→ **Extracted data entries**
+ + + +

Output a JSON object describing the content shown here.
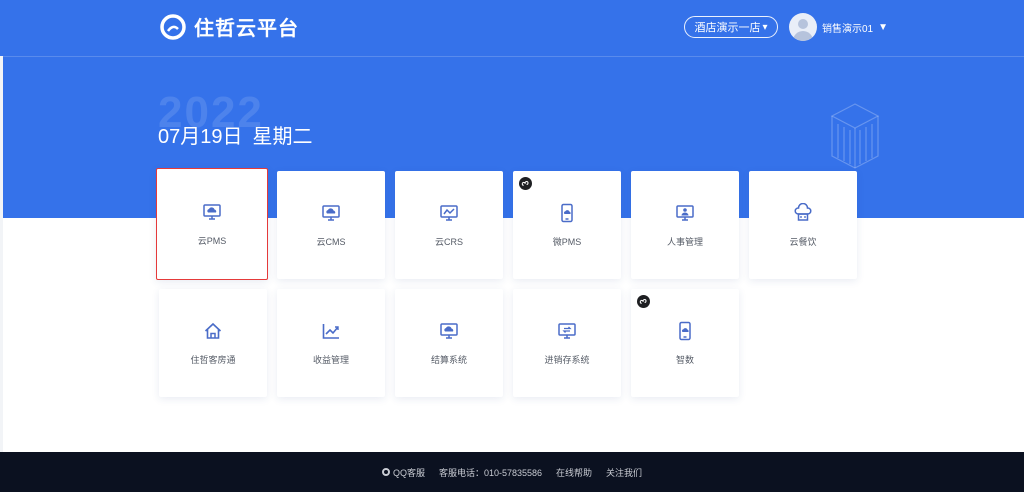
{
  "header": {
    "logo_text": "住哲云平台",
    "hotel_select": "酒店演示一店",
    "user_name": "销售演示01"
  },
  "hero": {
    "year": "2022",
    "date": "07月19日",
    "weekday": "星期二"
  },
  "apps": [
    {
      "label": "云PMS",
      "icon": "cloud-monitor-icon",
      "selected": true
    },
    {
      "label": "云CMS",
      "icon": "cloud-monitor-icon"
    },
    {
      "label": "云CRS",
      "icon": "chart-monitor-icon"
    },
    {
      "label": "微PMS",
      "icon": "mobile-cloud-icon",
      "badge": "mini-program-icon"
    },
    {
      "label": "人事管理",
      "icon": "person-monitor-icon"
    },
    {
      "label": "云餐饮",
      "icon": "chef-hat-icon"
    },
    {
      "label": "住哲客房通",
      "icon": "house-icon"
    },
    {
      "label": "收益管理",
      "icon": "trend-chart-icon"
    },
    {
      "label": "结算系统",
      "icon": "cloud-monitor-icon"
    },
    {
      "label": "进销存系统",
      "icon": "sync-monitor-icon"
    },
    {
      "label": "智数",
      "icon": "mobile-cloud-icon",
      "badge": "mini-program-icon"
    }
  ],
  "footer": {
    "qq": "QQ客服",
    "phone": "客服电话：010-57835586",
    "help": "在线帮助",
    "follow": "关注我们"
  },
  "colors": {
    "brand_blue": "#3572ea",
    "footer_bg": "#0b1120",
    "icon_blue": "#4a6cc8",
    "selected_border": "#e53a3a"
  }
}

+ + + +

→ **Exercise directions**
In this exercise, set down all of the data exactly, without the pictures.

→ **Written solution**
Output a JSON object describing the content shown here.
{
  "header": {
    "logo_text": "住哲云平台",
    "hotel_select": "酒店演示一店",
    "user_name": "销售演示01"
  },
  "hero": {
    "year": "2022",
    "date": "07月19日",
    "weekday": "星期二"
  },
  "apps": [
    {
      "label": "云PMS",
      "icon": "cloud-monitor-icon",
      "selected": true
    },
    {
      "label": "云CMS",
      "icon": "cloud-monitor-icon"
    },
    {
      "label": "云CRS",
      "icon": "chart-monitor-icon"
    },
    {
      "label": "微PMS",
      "icon": "mobile-cloud-icon",
      "badge": "mini-program-icon"
    },
    {
      "label": "人事管理",
      "icon": "person-monitor-icon"
    },
    {
      "label": "云餐饮",
      "icon": "chef-hat-icon"
    },
    {
      "label": "住哲客房通",
      "icon": "house-icon"
    },
    {
      "label": "收益管理",
      "icon": "trend-chart-icon"
    },
    {
      "label": "结算系统",
      "icon": "cloud-monitor-icon"
    },
    {
      "label": "进销存系统",
      "icon": "sync-monitor-icon"
    },
    {
      "label": "智数",
      "icon": "mobile-cloud-icon",
      "badge": "mini-program-icon"
    }
  ],
  "footer": {
    "qq": "QQ客服",
    "phone": "客服电话：010-57835586",
    "help": "在线帮助",
    "follow": "关注我们"
  },
  "colors": {
    "brand_blue": "#3572ea",
    "footer_bg": "#0b1120",
    "icon_blue": "#4a6cc8",
    "selected_border": "#e53a3a"
  }
}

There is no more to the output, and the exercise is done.